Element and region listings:
※

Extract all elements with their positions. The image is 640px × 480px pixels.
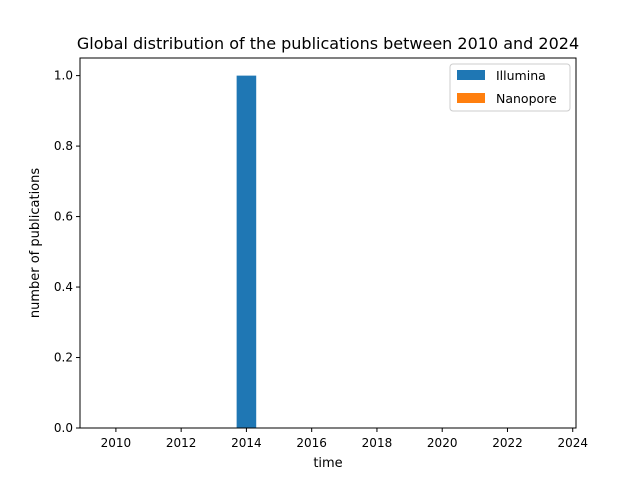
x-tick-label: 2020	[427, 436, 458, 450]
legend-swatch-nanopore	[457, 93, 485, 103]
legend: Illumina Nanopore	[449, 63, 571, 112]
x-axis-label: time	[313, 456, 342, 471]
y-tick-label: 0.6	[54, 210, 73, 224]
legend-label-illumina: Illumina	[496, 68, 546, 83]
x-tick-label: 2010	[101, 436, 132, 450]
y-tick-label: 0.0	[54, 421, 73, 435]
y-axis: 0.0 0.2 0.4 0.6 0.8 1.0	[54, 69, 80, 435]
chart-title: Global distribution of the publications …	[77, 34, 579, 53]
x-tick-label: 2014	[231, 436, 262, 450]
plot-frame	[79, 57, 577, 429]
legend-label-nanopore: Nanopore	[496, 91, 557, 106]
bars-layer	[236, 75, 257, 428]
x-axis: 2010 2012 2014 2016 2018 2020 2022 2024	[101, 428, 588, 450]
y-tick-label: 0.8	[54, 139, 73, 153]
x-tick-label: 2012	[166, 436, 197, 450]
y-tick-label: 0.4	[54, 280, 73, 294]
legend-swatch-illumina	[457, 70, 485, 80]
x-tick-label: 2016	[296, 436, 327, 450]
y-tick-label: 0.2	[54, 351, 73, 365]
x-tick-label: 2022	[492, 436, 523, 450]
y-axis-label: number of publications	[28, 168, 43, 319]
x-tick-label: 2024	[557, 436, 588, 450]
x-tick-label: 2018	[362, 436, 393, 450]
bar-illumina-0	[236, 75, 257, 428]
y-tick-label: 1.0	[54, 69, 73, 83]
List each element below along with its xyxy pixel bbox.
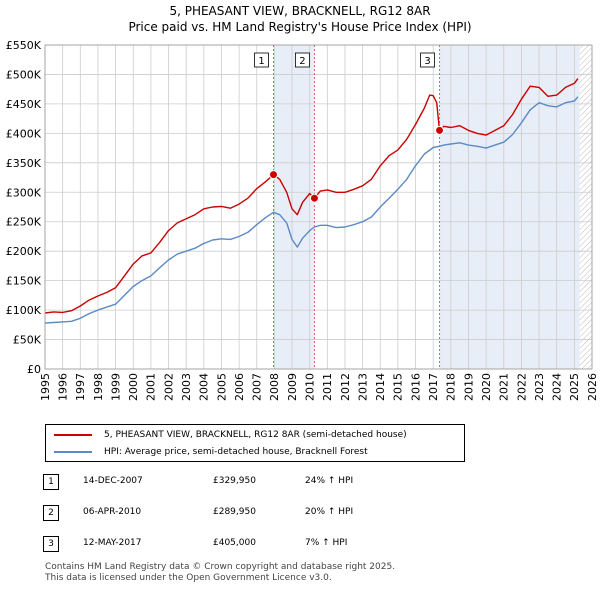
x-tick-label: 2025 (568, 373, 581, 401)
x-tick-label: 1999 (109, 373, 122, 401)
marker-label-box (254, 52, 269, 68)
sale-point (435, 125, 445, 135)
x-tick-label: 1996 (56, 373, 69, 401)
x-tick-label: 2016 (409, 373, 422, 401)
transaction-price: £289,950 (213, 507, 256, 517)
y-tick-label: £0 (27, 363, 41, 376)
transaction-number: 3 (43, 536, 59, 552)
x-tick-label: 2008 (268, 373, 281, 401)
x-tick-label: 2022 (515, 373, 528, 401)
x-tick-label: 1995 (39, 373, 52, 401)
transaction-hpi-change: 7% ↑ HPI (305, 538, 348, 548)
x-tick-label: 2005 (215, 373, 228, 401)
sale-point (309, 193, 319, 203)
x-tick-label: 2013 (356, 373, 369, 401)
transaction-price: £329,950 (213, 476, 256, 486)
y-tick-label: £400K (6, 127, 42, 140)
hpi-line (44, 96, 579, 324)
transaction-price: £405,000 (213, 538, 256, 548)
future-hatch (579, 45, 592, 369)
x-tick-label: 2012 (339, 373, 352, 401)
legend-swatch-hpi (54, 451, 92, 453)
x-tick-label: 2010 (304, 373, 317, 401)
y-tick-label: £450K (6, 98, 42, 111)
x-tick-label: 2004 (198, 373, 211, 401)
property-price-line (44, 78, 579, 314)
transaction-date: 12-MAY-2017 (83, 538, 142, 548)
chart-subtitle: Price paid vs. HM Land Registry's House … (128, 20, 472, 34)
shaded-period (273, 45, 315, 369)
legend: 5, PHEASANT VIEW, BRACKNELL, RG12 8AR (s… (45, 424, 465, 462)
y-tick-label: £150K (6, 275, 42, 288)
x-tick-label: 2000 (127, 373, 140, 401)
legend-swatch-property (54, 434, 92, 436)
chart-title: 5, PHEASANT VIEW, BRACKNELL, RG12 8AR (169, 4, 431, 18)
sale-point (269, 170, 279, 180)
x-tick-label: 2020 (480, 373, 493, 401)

※

> **WHAT TO WORK ON**
Please copy every line above word for word, omitting the pictures.

> **THE COMPLETED TASK**
Extract all elements with their positions. The image is 640px × 480px pixels.
x-tick-label: 2020	[427, 436, 458, 450]
legend-swatch-nanopore	[457, 93, 485, 103]
legend: Illumina Nanopore	[449, 63, 571, 112]
x-axis-label: time	[313, 456, 342, 471]
y-tick-label: 0.6	[54, 210, 73, 224]
legend-label-illumina: Illumina	[496, 68, 546, 83]
x-tick-label: 2010	[101, 436, 132, 450]
y-tick-label: 0.0	[54, 421, 73, 435]
y-axis: 0.0 0.2 0.4 0.6 0.8 1.0	[54, 69, 80, 435]
chart-title: Global distribution of the publications …	[77, 34, 579, 53]
x-tick-label: 2014	[231, 436, 262, 450]
plot-frame	[79, 57, 577, 429]
legend-label-nanopore: Nanopore	[496, 91, 557, 106]
bars-layer	[236, 75, 257, 428]
x-axis: 2010 2012 2014 2016 2018 2020 2022 2024	[101, 428, 588, 450]
y-tick-label: 0.8	[54, 139, 73, 153]
x-tick-label: 2012	[166, 436, 197, 450]
y-tick-label: 0.4	[54, 280, 73, 294]
legend-swatch-illumina	[457, 70, 485, 80]
x-tick-label: 2016	[296, 436, 327, 450]
y-tick-label: 0.2	[54, 351, 73, 365]
x-tick-label: 2022	[492, 436, 523, 450]
y-axis-label: number of publications	[28, 168, 43, 319]
x-tick-label: 2024	[557, 436, 588, 450]
x-tick-label: 2018	[362, 436, 393, 450]
bar-illumina-0	[236, 75, 257, 428]
y-tick-label: 1.0	[54, 69, 73, 83]
List each element below along with its xyxy pixel bbox.
x-tick-label: 2025 (568, 373, 581, 401)
x-tick-label: 1999 (109, 373, 122, 401)
marker-label-box (254, 52, 269, 68)
sale-point (435, 125, 445, 135)
x-tick-label: 1996 (56, 373, 69, 401)
x-tick-label: 2016 (409, 373, 422, 401)
transaction-price: £289,950 (213, 507, 256, 517)
y-tick-label: £0 (27, 363, 41, 376)
transaction-number: 3 (43, 536, 59, 552)
x-tick-label: 2008 (268, 373, 281, 401)
x-tick-label: 2022 (515, 373, 528, 401)
x-tick-label: 1995 (39, 373, 52, 401)
transaction-hpi-change: 7% ↑ HPI (305, 538, 348, 548)
x-tick-label: 2005 (215, 373, 228, 401)
sale-point (309, 193, 319, 203)
x-tick-label: 2013 (356, 373, 369, 401)
transaction-price: £329,950 (213, 476, 256, 486)
y-tick-label: £400K (6, 127, 42, 140)
hpi-line (44, 96, 579, 324)
transaction-price: £405,000 (213, 538, 256, 548)
future-hatch (579, 45, 592, 369)
x-tick-label: 2012 (339, 373, 352, 401)
legend-swatch-hpi (54, 451, 92, 453)
x-tick-label: 2010 (304, 373, 317, 401)
y-tick-label: £450K (6, 98, 42, 111)
x-tick-label: 2004 (198, 373, 211, 401)
property-price-line (44, 78, 579, 314)
transaction-date: 12-MAY-2017 (83, 538, 142, 548)
chart-subtitle: Price paid vs. HM Land Registry's House … (128, 20, 472, 34)
shaded-period (273, 45, 315, 369)
legend: 5, PHEASANT VIEW, BRACKNELL, RG12 8AR (s… (45, 424, 465, 462)
y-tick-label: £150K (6, 275, 42, 288)
x-tick-label: 2000 (127, 373, 140, 401)
legend-swatch-property (54, 434, 92, 436)
chart-title: 5, PHEASANT VIEW, BRACKNELL, RG12 8AR (169, 4, 431, 18)
sale-point (269, 170, 279, 180)
x-tick-label: 2020 (480, 373, 493, 401)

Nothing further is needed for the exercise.